> Aim:
Repeat the listing word for word. No pictures belong in the copy.

Collected data entries
((
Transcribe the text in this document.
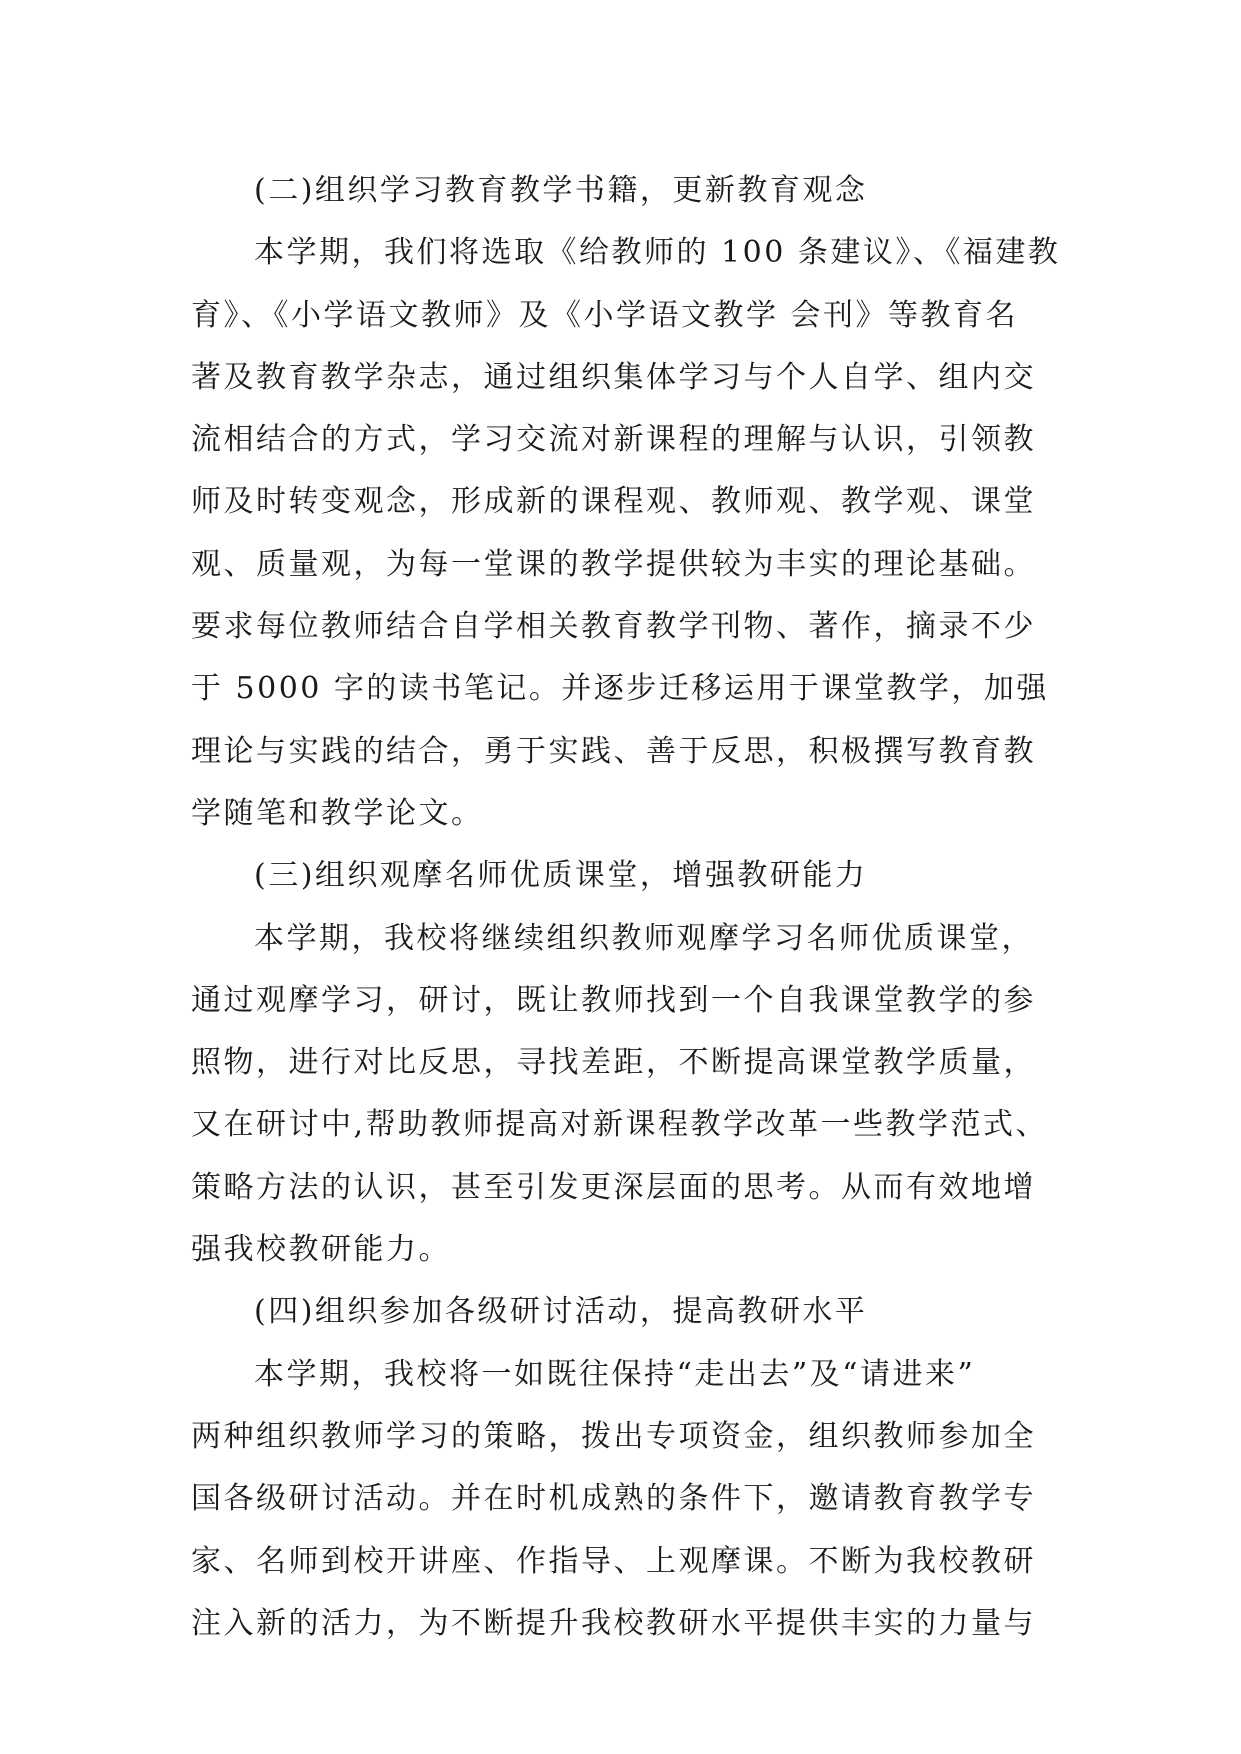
(二)组织学习教育教学书籍，更新教育观念
本学期，我们将选取《给教师的 100 条建议》、《福建教
育》、《小学语文教师》及《小学语文教学 会刊》等教育名
著及教育教学杂志，通过组织集体学习与个人自学、组内交
流相结合的方式，学习交流对新课程的理解与认识，引领教
师及时转变观念，形成新的课程观、教师观、教学观、课堂
观、质量观，为每一堂课的教学提供较为丰实的理论基础。
要求每位教师结合自学相关教育教学刊物、著作，摘录不少
于 5000 字的读书笔记。并逐步迁移运用于课堂教学，加强
理论与实践的结合，勇于实践、善于反思，积极撰写教育教
学随笔和教学论文。
(三)组织观摩名师优质课堂，增强教研能力
本学期，我校将继续组织教师观摩学习名师优质课堂，
通过观摩学习，研讨，既让教师找到一个自我课堂教学的参
照物，进行对比反思，寻找差距，不断提高课堂教学质量，
又在研讨中,帮助教师提高对新课程教学改革一些教学范式、
策略方法的认识，甚至引发更深层面的思考。从而有效地增
强我校教研能力。
(四)组织参加各级研讨活动，提高教研水平
本学期，我校将一如既往保持“走出去”及“请进来”
两种组织教师学习的策略，拨出专项资金，组织教师参加全
国各级研讨活动。并在时机成熟的条件下，邀请教育教学专
家、名师到校开讲座、作指导、上观摩课。不断为我校教研
注入新的活力，为不断提升我校教研水平提供丰实的力量与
))
> Result of this exercise:
Transcribe the text in this document.
(二)组织学习教育教学书籍，更新教育观念
本学期，我们将选取《给教师的 100 条建议》、《福建教
育》、《小学语文教师》及《小学语文教学 会刊》等教育名
著及教育教学杂志，通过组织集体学习与个人自学、组内交
流相结合的方式，学习交流对新课程的理解与认识，引领教
师及时转变观念，形成新的课程观、教师观、教学观、课堂
观、质量观，为每一堂课的教学提供较为丰实的理论基础。
要求每位教师结合自学相关教育教学刊物、著作，摘录不少
于 5000 字的读书笔记。并逐步迁移运用于课堂教学，加强
理论与实践的结合，勇于实践、善于反思，积极撰写教育教
学随笔和教学论文。
(三)组织观摩名师优质课堂，增强教研能力
本学期，我校将继续组织教师观摩学习名师优质课堂，
通过观摩学习，研讨，既让教师找到一个自我课堂教学的参
照物，进行对比反思，寻找差距，不断提高课堂教学质量，
又在研讨中,帮助教师提高对新课程教学改革一些教学范式、
策略方法的认识，甚至引发更深层面的思考。从而有效地增
强我校教研能力。
(四)组织参加各级研讨活动，提高教研水平
本学期，我校将一如既往保持“走出去”及“请进来”
两种组织教师学习的策略，拨出专项资金，组织教师参加全
国各级研讨活动。并在时机成熟的条件下，邀请教育教学专
家、名师到校开讲座、作指导、上观摩课。不断为我校教研
注入新的活力，为不断提升我校教研水平提供丰实的力量与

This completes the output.